To-do list:
- A) Decide whether each statement agrees with the Steinfurter Bagno passage, answering yes or no and quoting the words that settle it: (i) The park was founded in 1765 by Count Charles Paul Ernest of Bentheim-Steinfurt. (ii) The park's first design followed the English garden tradition. (iii) The oldest surviving layout of the park dates from 1780.
- B) Take the Steinfurter Bagno passage further, continuing from its final sentence.

Source excerpt:
-----

The Steinfurter Bagno is a park near the town of Burgsteinfurt in the German state of North Rhine-Westphalia.

History

Amusement park
Count Charles Paul Ernest of Bentheim-Steinfurt founded it in 1765 with the intention of creating a summer residence for his family. The initial design adhered to the French garden tradition of imposing strict order and symmetry on the layout. Following Count Louis' succession in 1780, the park saw the addition of various buildings and structures, including the so-called Greece and Egypt, as well as imitations of Oriental and Far-Eastern styles. The oldest surviving layout dates from 1787 and includes 105 buildings, fountains, bridges, statues, islands, gardens, and paths crammed onto a 125-hectare plot.

-----

Entries from a dataset
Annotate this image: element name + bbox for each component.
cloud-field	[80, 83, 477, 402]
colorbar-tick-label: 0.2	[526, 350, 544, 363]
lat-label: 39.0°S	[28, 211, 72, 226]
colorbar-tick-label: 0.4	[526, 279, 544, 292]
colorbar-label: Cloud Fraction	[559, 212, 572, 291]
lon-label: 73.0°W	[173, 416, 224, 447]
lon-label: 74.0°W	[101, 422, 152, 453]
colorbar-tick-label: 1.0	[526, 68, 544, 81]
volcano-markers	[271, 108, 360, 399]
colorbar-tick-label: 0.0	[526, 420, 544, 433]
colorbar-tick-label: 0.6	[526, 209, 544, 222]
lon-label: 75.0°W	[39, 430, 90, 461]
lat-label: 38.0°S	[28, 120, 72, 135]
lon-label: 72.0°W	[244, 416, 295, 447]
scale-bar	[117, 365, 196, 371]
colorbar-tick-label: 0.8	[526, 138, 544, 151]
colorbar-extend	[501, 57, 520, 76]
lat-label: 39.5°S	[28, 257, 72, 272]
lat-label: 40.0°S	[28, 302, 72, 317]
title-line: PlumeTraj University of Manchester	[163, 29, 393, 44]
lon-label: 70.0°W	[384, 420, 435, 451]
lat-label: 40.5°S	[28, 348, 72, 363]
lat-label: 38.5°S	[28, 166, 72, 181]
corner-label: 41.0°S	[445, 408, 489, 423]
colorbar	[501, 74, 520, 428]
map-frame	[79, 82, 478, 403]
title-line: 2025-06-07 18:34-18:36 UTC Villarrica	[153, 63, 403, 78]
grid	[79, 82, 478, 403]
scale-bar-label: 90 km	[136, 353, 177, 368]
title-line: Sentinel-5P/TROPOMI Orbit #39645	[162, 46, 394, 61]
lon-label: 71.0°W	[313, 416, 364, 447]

-----

Replies:
- A)
(i) Yes: "Count Charles Paul Ernest of Bentheim-Steinfurt founded it in 1765"
(ii) No: "The initial design adhered to the French garden tradition"
(iii) No: "The oldest surviving layout dates from 1787"

- B)
In later years, criticism on the excessive density of objects and architectural styles and the rise of the English garden brought about substantial change to the Bagno. Buildings and other objects were removed, new ones constructed; straight ways were replaced by meandering paths, natural looking yet artificial cascades were built, large lawns created and exotic trees planted. The Bagno developed into the most prominent park of Westphalia boasting extraordinary fountains, a widely known chapel, and a lake navigated by a fleet of small yet pompous ships. In a rather modern move, the Count opened the park to the general public.

French occupation
The park experienced a sudden change in 1806 when Napoleon's vassals seized the county. Count Louis traveled to Paris to talk to the French emperor in person and reclaim his position, but to no avail. His son Alexius maintained the park on scant means, and saw himself forced to demolish a number of buildings for want of money for their maintenance. By 1828, only 16 of the 39 buildings counted in 1806 remained; of these 3 remain to this day.

Restoration
State contributions of 4.1 million Euros helped reshape the Bagno in 2004; the refurbished concert hall has gained particular popularity since. In 2006, the park became a member of the European Garden Heritage Network.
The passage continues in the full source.